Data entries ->
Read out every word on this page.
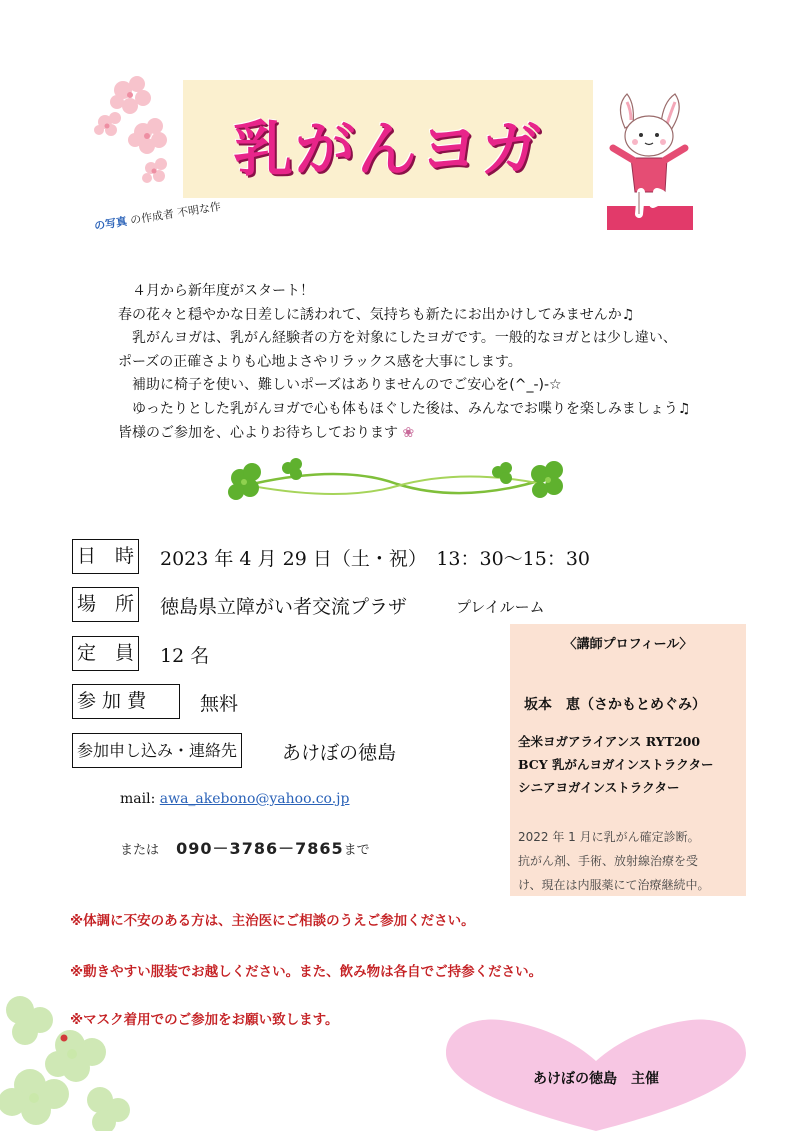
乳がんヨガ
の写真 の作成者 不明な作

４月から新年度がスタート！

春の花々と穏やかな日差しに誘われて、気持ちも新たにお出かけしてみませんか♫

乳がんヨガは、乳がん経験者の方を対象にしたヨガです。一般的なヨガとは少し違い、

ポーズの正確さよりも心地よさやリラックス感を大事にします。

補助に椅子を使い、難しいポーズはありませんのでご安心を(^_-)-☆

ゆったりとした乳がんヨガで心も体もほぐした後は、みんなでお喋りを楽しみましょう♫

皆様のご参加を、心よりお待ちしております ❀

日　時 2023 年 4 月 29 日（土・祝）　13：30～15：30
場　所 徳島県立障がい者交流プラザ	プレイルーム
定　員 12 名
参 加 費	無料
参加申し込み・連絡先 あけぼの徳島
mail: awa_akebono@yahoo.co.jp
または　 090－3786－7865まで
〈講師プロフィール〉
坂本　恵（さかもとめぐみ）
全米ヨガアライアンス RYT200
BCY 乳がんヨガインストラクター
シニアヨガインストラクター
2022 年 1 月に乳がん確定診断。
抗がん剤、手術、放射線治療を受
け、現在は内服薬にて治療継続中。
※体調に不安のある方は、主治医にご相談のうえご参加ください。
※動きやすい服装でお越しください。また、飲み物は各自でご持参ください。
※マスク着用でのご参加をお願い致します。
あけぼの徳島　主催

Your objective -> Return the whole listing, word for word, and leave out every picture.

Full output ->
Read out every word on this page.
乳がんヨガ
の写真 の作成者 不明な作

４月から新年度がスタート！

春の花々と穏やかな日差しに誘われて、気持ちも新たにお出かけしてみませんか♫

乳がんヨガは、乳がん経験者の方を対象にしたヨガです。一般的なヨガとは少し違い、

ポーズの正確さよりも心地よさやリラックス感を大事にします。

補助に椅子を使い、難しいポーズはありませんのでご安心を(^_-)-☆

ゆったりとした乳がんヨガで心も体もほぐした後は、みんなでお喋りを楽しみましょう♫

皆様のご参加を、心よりお待ちしております ❀

日　時 2023 年 4 月 29 日（土・祝）　13：30～15：30
場　所 徳島県立障がい者交流プラザ	プレイルーム
定　員 12 名
参 加 費	無料
参加申し込み・連絡先 あけぼの徳島
mail: awa_akebono@yahoo.co.jp
または　 090－3786－7865まで
〈講師プロフィール〉
坂本　恵（さかもとめぐみ）
全米ヨガアライアンス RYT200
BCY 乳がんヨガインストラクター
シニアヨガインストラクター
2022 年 1 月に乳がん確定診断。
抗がん剤、手術、放射線治療を受
け、現在は内服薬にて治療継続中。
※体調に不安のある方は、主治医にご相談のうえご参加ください。
※動きやすい服装でお越しください。また、飲み物は各自でご持参ください。
※マスク着用でのご参加をお願い致します。
あけぼの徳島　主催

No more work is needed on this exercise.